## Data shown

-- Begin --

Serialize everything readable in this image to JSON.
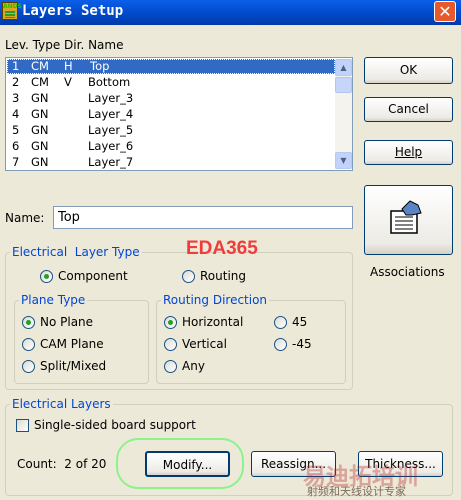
{
  "window": {
    "title": "Layers Setup",
    "icon_text": "ANDS"
  },
  "columns": {
    "header": "Lev. Type Dir. Name"
  },
  "layers": [
    {
      "lev": "1",
      "type": "CM",
      "dir": "H",
      "name": "Top"
    },
    {
      "lev": "2",
      "type": "CM",
      "dir": "V",
      "name": "Bottom"
    },
    {
      "lev": "3",
      "type": "GN",
      "dir": "",
      "name": "Layer_3"
    },
    {
      "lev": "4",
      "type": "GN",
      "dir": "",
      "name": "Layer_4"
    },
    {
      "lev": "5",
      "type": "GN",
      "dir": "",
      "name": "Layer_5"
    },
    {
      "lev": "6",
      "type": "GN",
      "dir": "",
      "name": "Layer_6"
    },
    {
      "lev": "7",
      "type": "GN",
      "dir": "",
      "name": "Layer_7"
    }
  ],
  "buttons": {
    "ok": "OK",
    "cancel": "Cancel",
    "help": "Help",
    "associations": "Associations",
    "modify": "Modify...",
    "reassign": "Reassign...",
    "thickness": "Thickness..."
  },
  "name_field": {
    "label": "Name:",
    "value": "Top"
  },
  "electrical_layer_type": {
    "label": "Electrical  Layer Type",
    "component": "Component",
    "routing": "Routing"
  },
  "plane_type": {
    "label": "Plane Type",
    "no_plane": "No Plane",
    "cam_plane": "CAM Plane",
    "split_mixed": "Split/Mixed"
  },
  "routing_direction": {
    "label": "Routing Direction",
    "horizontal": "Horizontal",
    "vertical": "Vertical",
    "any": "Any",
    "d45": "45",
    "dm45": "-45"
  },
  "electrical_layers": {
    "label": "Electrical Layers",
    "single_sided": "Single-sided board support",
    "count": "Count:  2 of 20"
  },
  "overlay": {
    "watermark": "EDA365",
    "cn_logo": "易迪拓培训",
    "cn_tagline": "射频和天线设计专家"
  },
  "colors": {
    "title_bar": "#0a5fe8",
    "selection": "#316ac5",
    "group_label": "#0046d5",
    "highlight": "#8cf28c"
  }
}
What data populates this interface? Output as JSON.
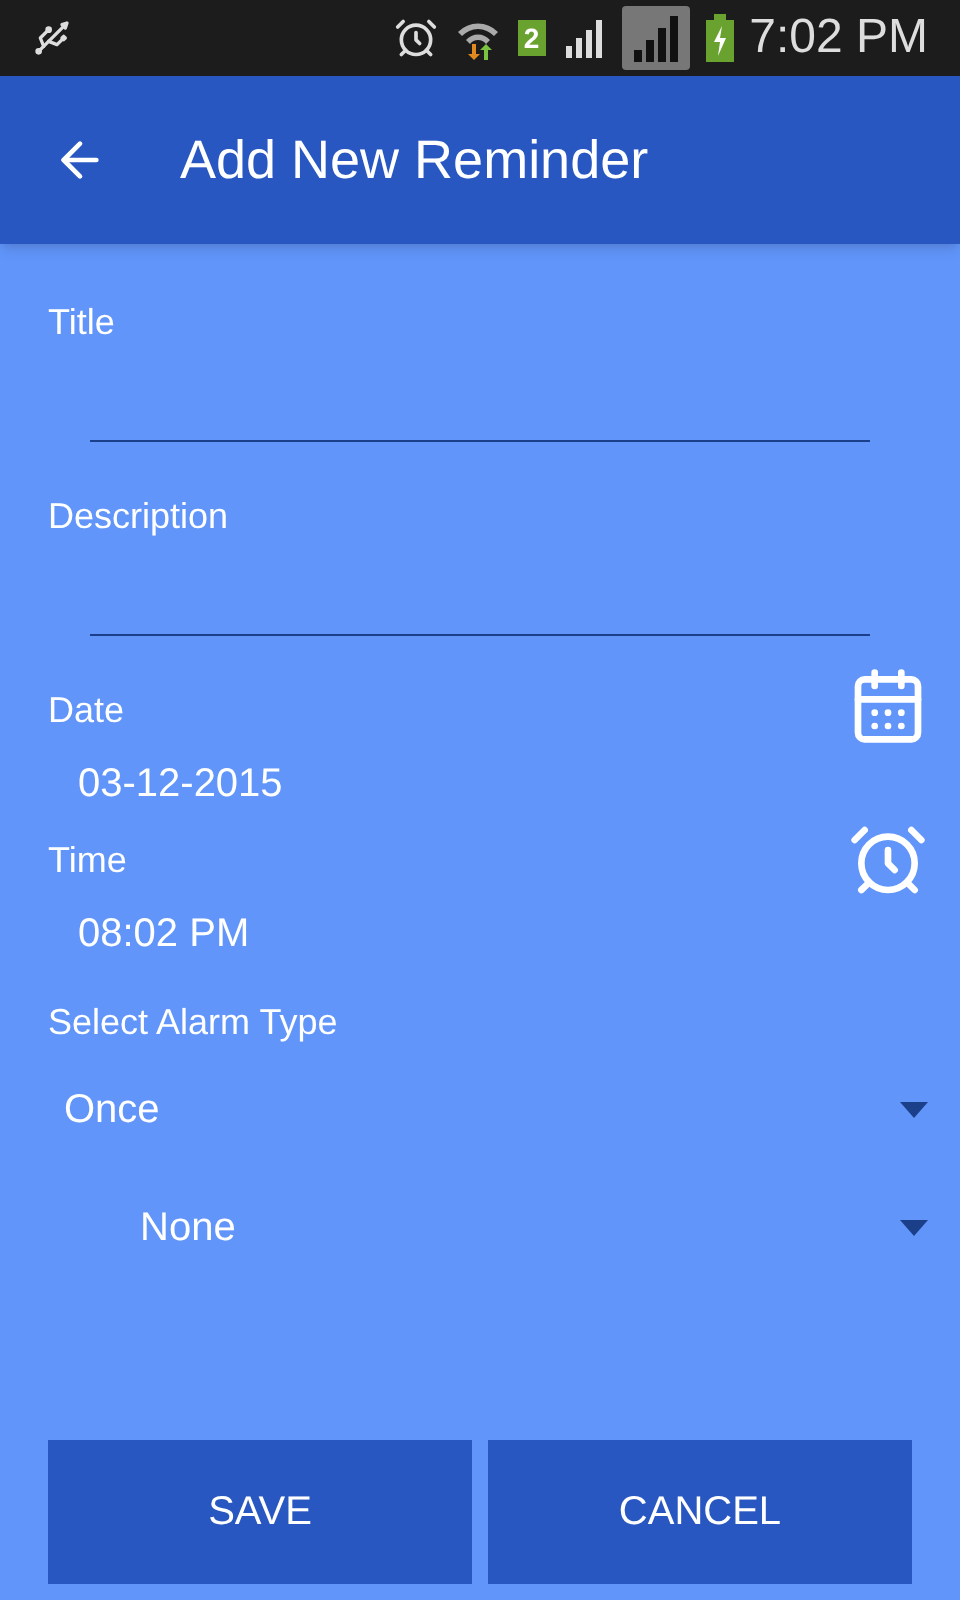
{
  "status_bar": {
    "sim_badge": "2",
    "time": "7:02 PM"
  },
  "app_bar": {
    "title": "Add New Reminder"
  },
  "fields": [
    {
      "label": "Title"
    },
    {
      "label": "Description"
    }
  ],
  "date": {
    "label": "Date",
    "value": "03-12-2015"
  },
  "time": {
    "label": "Time",
    "value": "08:02 PM"
  },
  "alarm": {
    "label": "Select Alarm Type",
    "dropdowns": [
      {
        "value": "Once"
      },
      {
        "value": "None"
      }
    ]
  },
  "buttons": [
    {
      "label": "SAVE"
    },
    {
      "label": "CANCEL"
    }
  ]
}
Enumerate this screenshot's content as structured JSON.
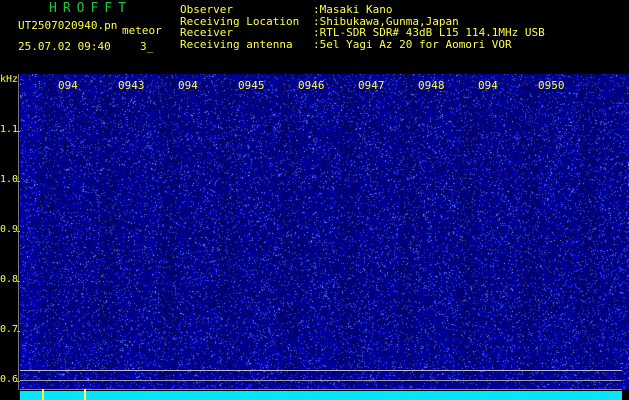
{
  "header": {
    "app_title": "HROFFT",
    "file_name": "UT2507020940.pn",
    "mode": "meteor",
    "datetime": "25.07.02 09:40",
    "counter": "3_"
  },
  "info": {
    "labels": [
      "Observer",
      "Receiving Location",
      "Receiver",
      "Receiving antenna"
    ],
    "values": [
      ":Masaki Kano",
      ":Shibukawa,Gunma,Japan",
      ":RTL-SDR SDR# 43dB L15 114.1MHz USB",
      ":5el Yagi Az 20 for Aomori VOR"
    ]
  },
  "axis": {
    "unit": "kHz",
    "time_ticks": [
      "094",
      "0943",
      "094",
      "0945",
      "0946",
      "0947",
      "0948",
      "094",
      "0950"
    ],
    "freq_ticks": [
      "1.1",
      "1.0",
      "0.9",
      "0.8",
      "0.7",
      "0.6"
    ]
  },
  "colors": {
    "text": "#ffff46",
    "title": "#19c93a",
    "background": "#000000",
    "noise_low": "#00006a",
    "noise_high": "#3c46ff",
    "baseline": "#00e8ff"
  }
}
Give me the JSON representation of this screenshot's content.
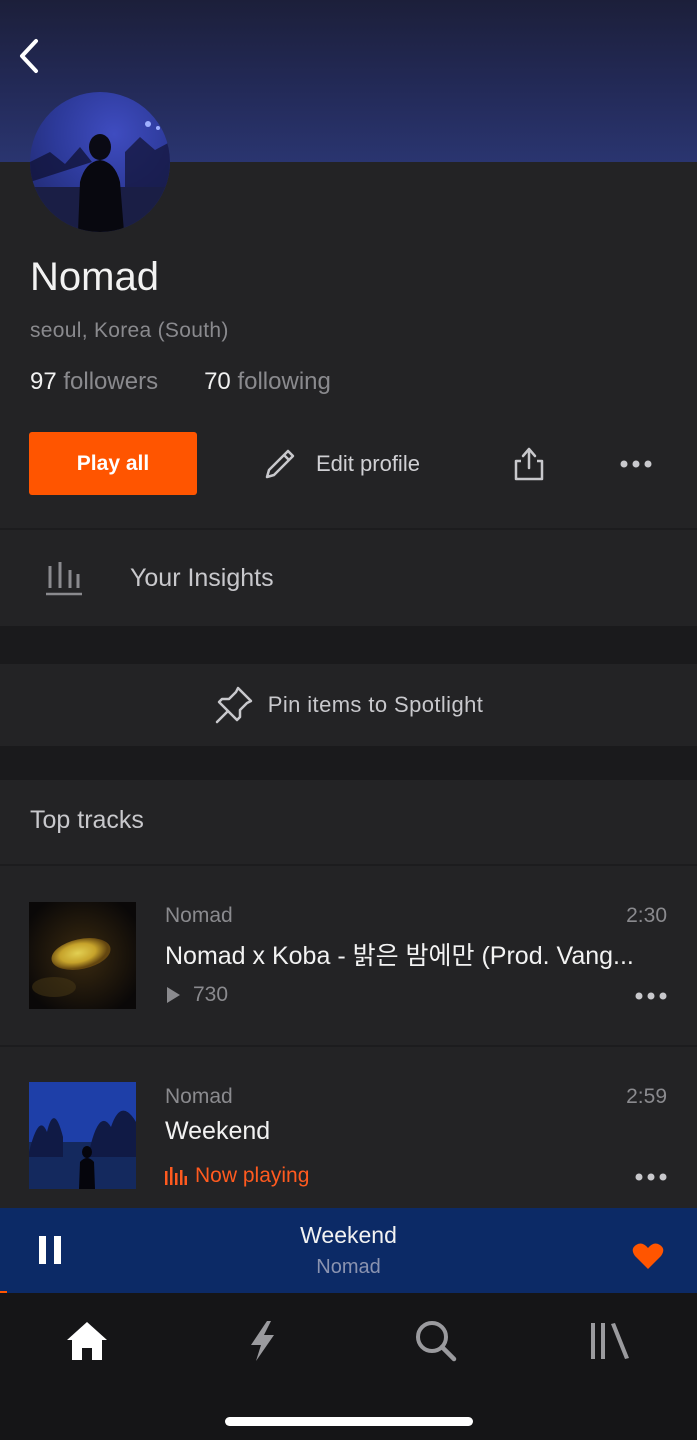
{
  "profile": {
    "name": "Nomad",
    "location": "seoul, Korea (South)",
    "followers_count": "97",
    "followers_label": "followers",
    "following_count": "70",
    "following_label": "following"
  },
  "actions": {
    "play_all": "Play all",
    "edit_profile": "Edit profile"
  },
  "insights": {
    "label": "Your Insights"
  },
  "spotlight": {
    "label": "Pin items to Spotlight"
  },
  "top_tracks": {
    "title": "Top tracks",
    "items": [
      {
        "artist": "Nomad",
        "duration": "2:30",
        "title": "Nomad x Koba - 밝은 밤에만 (Prod. Vang...",
        "plays": "730",
        "status": ""
      },
      {
        "artist": "Nomad",
        "duration": "2:59",
        "title": "Weekend",
        "plays": "",
        "status": "Now playing"
      }
    ]
  },
  "player": {
    "title": "Weekend",
    "artist": "Nomad",
    "progress": 0.01
  },
  "colors": {
    "accent": "#ff5500",
    "player_bg": "#0c2a66",
    "background": "#232325"
  },
  "tabs": [
    {
      "icon": "home-icon",
      "active": true
    },
    {
      "icon": "lightning-icon",
      "active": false
    },
    {
      "icon": "search-icon",
      "active": false
    },
    {
      "icon": "library-icon",
      "active": false
    }
  ]
}
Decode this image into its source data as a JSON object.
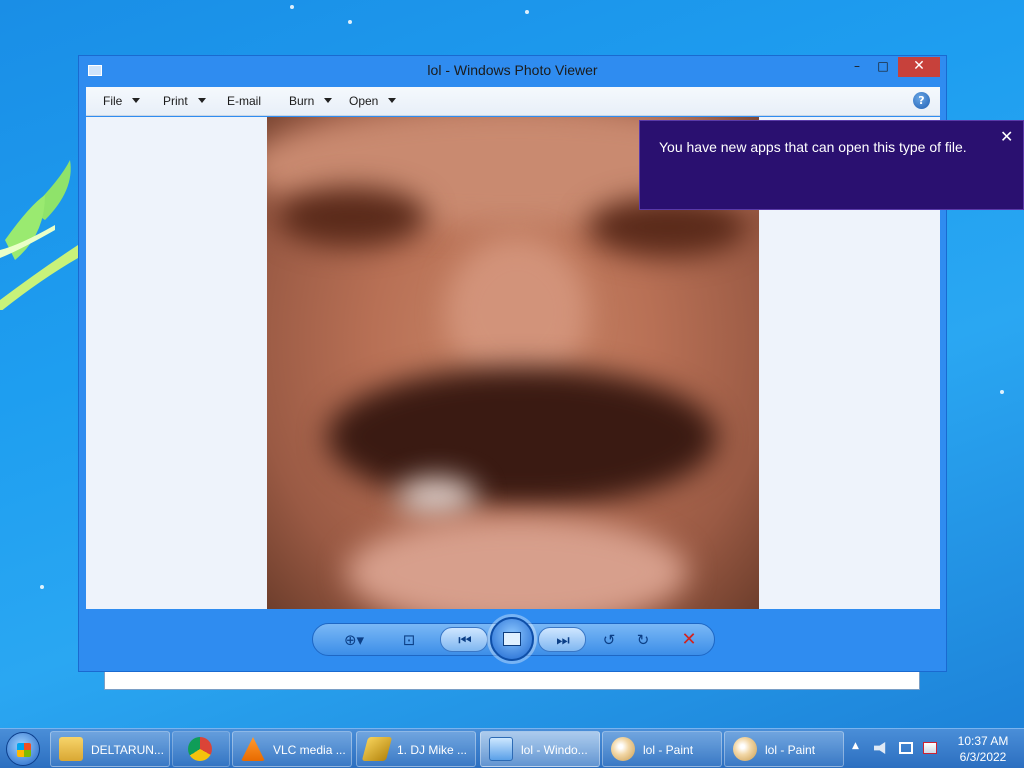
{
  "window": {
    "title": "lol - Windows Photo Viewer",
    "controls": {
      "minimize": "–",
      "maximize": "□",
      "close": "✕"
    }
  },
  "menu": {
    "file": "File",
    "print": "Print",
    "email": "E-mail",
    "burn": "Burn",
    "open": "Open",
    "help": "?"
  },
  "viewer": {
    "image_description_icon": "photo",
    "toolbar_icons": [
      "zoom-icon",
      "fit-to-window-icon",
      "previous-icon",
      "slideshow-icon",
      "next-icon",
      "rotate-counterclockwise-icon",
      "rotate-clockwise-icon",
      "delete-icon"
    ]
  },
  "toast": {
    "message": "You have new apps that can open this type of file.",
    "close": "✕"
  },
  "taskbar": {
    "items": [
      {
        "label": "DELTARUN...",
        "icon": "folder-icon"
      },
      {
        "label": "VLC media ...",
        "icon": "vlc-icon"
      },
      {
        "label": "1. DJ Mike ...",
        "icon": "winamp-icon"
      },
      {
        "label": "lol - Windo...",
        "icon": "photo-viewer-icon",
        "active": true
      },
      {
        "label": "lol - Paint",
        "icon": "paint-icon"
      },
      {
        "label": "lol - Paint",
        "icon": "paint-icon"
      }
    ],
    "pinned": [
      "chrome-icon"
    ],
    "clock": {
      "time": "10:37 AM",
      "date": "6/3/2022"
    },
    "tray": {
      "expand": "▲"
    }
  },
  "colors": {
    "accent": "#2f8cf0",
    "toast_bg": "#2a1070",
    "close_red": "#c7413b"
  }
}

-- End --

## Exercise directions
Write out each line of the data exactly; the images should be left out.

## Task response
Serialize everything readable in this image to JSON.
{
  "window": {
    "title": "Layers Setup",
    "icon_text": "ANDS"
  },
  "columns": {
    "header": "Lev. Type Dir. Name"
  },
  "layers": [
    {
      "lev": "1",
      "type": "CM",
      "dir": "H",
      "name": "Top"
    },
    {
      "lev": "2",
      "type": "CM",
      "dir": "V",
      "name": "Bottom"
    },
    {
      "lev": "3",
      "type": "GN",
      "dir": "",
      "name": "Layer_3"
    },
    {
      "lev": "4",
      "type": "GN",
      "dir": "",
      "name": "Layer_4"
    },
    {
      "lev": "5",
      "type": "GN",
      "dir": "",
      "name": "Layer_5"
    },
    {
      "lev": "6",
      "type": "GN",
      "dir": "",
      "name": "Layer_6"
    },
    {
      "lev": "7",
      "type": "GN",
      "dir": "",
      "name": "Layer_7"
    }
  ],
  "buttons": {
    "ok": "OK",
    "cancel": "Cancel",
    "help": "Help",
    "associations": "Associations",
    "modify": "Modify...",
    "reassign": "Reassign...",
    "thickness": "Thickness..."
  },
  "name_field": {
    "label": "Name:",
    "value": "Top"
  },
  "electrical_layer_type": {
    "label": "Electrical  Layer Type",
    "component": "Component",
    "routing": "Routing"
  },
  "plane_type": {
    "label": "Plane Type",
    "no_plane": "No Plane",
    "cam_plane": "CAM Plane",
    "split_mixed": "Split/Mixed"
  },
  "routing_direction": {
    "label": "Routing Direction",
    "horizontal": "Horizontal",
    "vertical": "Vertical",
    "any": "Any",
    "d45": "45",
    "dm45": "-45"
  },
  "electrical_layers": {
    "label": "Electrical Layers",
    "single_sided": "Single-sided board support",
    "count": "Count:  2 of 20"
  },
  "overlay": {
    "watermark": "EDA365",
    "cn_logo": "易迪拓培训",
    "cn_tagline": "射频和天线设计专家"
  },
  "colors": {
    "title_bar": "#0a5fe8",
    "selection": "#316ac5",
    "group_label": "#0046d5",
    "highlight": "#8cf28c"
  }
}
What data populates this interface? Output as JSON.
{
  "status_bar": {
    "sim_badge": "2",
    "time": "7:02 PM"
  },
  "app_bar": {
    "title": "Add New Reminder"
  },
  "fields": [
    {
      "label": "Title"
    },
    {
      "label": "Description"
    }
  ],
  "date": {
    "label": "Date",
    "value": "03-12-2015"
  },
  "time": {
    "label": "Time",
    "value": "08:02 PM"
  },
  "alarm": {
    "label": "Select Alarm Type",
    "dropdowns": [
      {
        "value": "Once"
      },
      {
        "value": "None"
      }
    ]
  },
  "buttons": [
    {
      "label": "SAVE"
    },
    {
      "label": "CANCEL"
    }
  ]
}
Enumerate this screenshot's content as structured JSON.
{
  "header": {
    "app_title": "HROFFT",
    "file_name": "UT2507020940.pn",
    "mode": "meteor",
    "datetime": "25.07.02 09:40",
    "counter": "3_"
  },
  "info": {
    "labels": [
      "Observer",
      "Receiving Location",
      "Receiver",
      "Receiving antenna"
    ],
    "values": [
      ":Masaki Kano",
      ":Shibukawa,Gunma,Japan",
      ":RTL-SDR SDR# 43dB L15 114.1MHz USB",
      ":5el Yagi Az 20 for Aomori VOR"
    ]
  },
  "axis": {
    "unit": "kHz",
    "time_ticks": [
      "094",
      "0943",
      "094",
      "0945",
      "0946",
      "0947",
      "0948",
      "094",
      "0950"
    ],
    "freq_ticks": [
      "1.1",
      "1.0",
      "0.9",
      "0.8",
      "0.7",
      "0.6"
    ]
  },
  "colors": {
    "text": "#ffff46",
    "title": "#19c93a",
    "background": "#000000",
    "noise_low": "#00006a",
    "noise_high": "#3c46ff",
    "baseline": "#00e8ff"
  }
}
Give me the JSON representation of this screenshot's content.
{
  "profile": {
    "name": "Nomad",
    "location": "seoul, Korea (South)",
    "followers_count": "97",
    "followers_label": "followers",
    "following_count": "70",
    "following_label": "following"
  },
  "actions": {
    "play_all": "Play all",
    "edit_profile": "Edit profile"
  },
  "insights": {
    "label": "Your Insights"
  },
  "spotlight": {
    "label": "Pin items to Spotlight"
  },
  "top_tracks": {
    "title": "Top tracks",
    "items": [
      {
        "artist": "Nomad",
        "duration": "2:30",
        "title": "Nomad x Koba - 밝은 밤에만 (Prod. Vang...",
        "plays": "730",
        "status": ""
      },
      {
        "artist": "Nomad",
        "duration": "2:59",
        "title": "Weekend",
        "plays": "",
        "status": "Now playing"
      }
    ]
  },
  "player": {
    "title": "Weekend",
    "artist": "Nomad",
    "progress": 0.01
  },
  "colors": {
    "accent": "#ff5500",
    "player_bg": "#0c2a66",
    "background": "#232325"
  },
  "tabs": [
    {
      "icon": "home-icon",
      "active": true
    },
    {
      "icon": "lightning-icon",
      "active": false
    },
    {
      "icon": "search-icon",
      "active": false
    },
    {
      "icon": "library-icon",
      "active": false
    }
  ]
}
Decode this image into its source data as a JSON object.
{
  "window": {
    "title": "lol - Windows Photo Viewer",
    "controls": {
      "minimize": "–",
      "maximize": "□",
      "close": "✕"
    }
  },
  "menu": {
    "file": "File",
    "print": "Print",
    "email": "E-mail",
    "burn": "Burn",
    "open": "Open",
    "help": "?"
  },
  "viewer": {
    "image_description_icon": "photo",
    "toolbar_icons": [
      "zoom-icon",
      "fit-to-window-icon",
      "previous-icon",
      "slideshow-icon",
      "next-icon",
      "rotate-counterclockwise-icon",
      "rotate-clockwise-icon",
      "delete-icon"
    ]
  },
  "toast": {
    "message": "You have new apps that can open this type of file.",
    "close": "✕"
  },
  "taskbar": {
    "items": [
      {
        "label": "DELTARUN...",
        "icon": "folder-icon"
      },
      {
        "label": "VLC media ...",
        "icon": "vlc-icon"
      },
      {
        "label": "1. DJ Mike ...",
        "icon": "winamp-icon"
      },
      {
        "label": "lol - Windo...",
        "icon": "photo-viewer-icon",
        "active": true
      },
      {
        "label": "lol - Paint",
        "icon": "paint-icon"
      },
      {
        "label": "lol - Paint",
        "icon": "paint-icon"
      }
    ],
    "pinned": [
      "chrome-icon"
    ],
    "clock": {
      "time": "10:37 AM",
      "date": "6/3/2022"
    },
    "tray": {
      "expand": "▲"
    }
  },
  "colors": {
    "accent": "#2f8cf0",
    "toast_bg": "#2a1070",
    "close_red": "#c7413b"
  }
}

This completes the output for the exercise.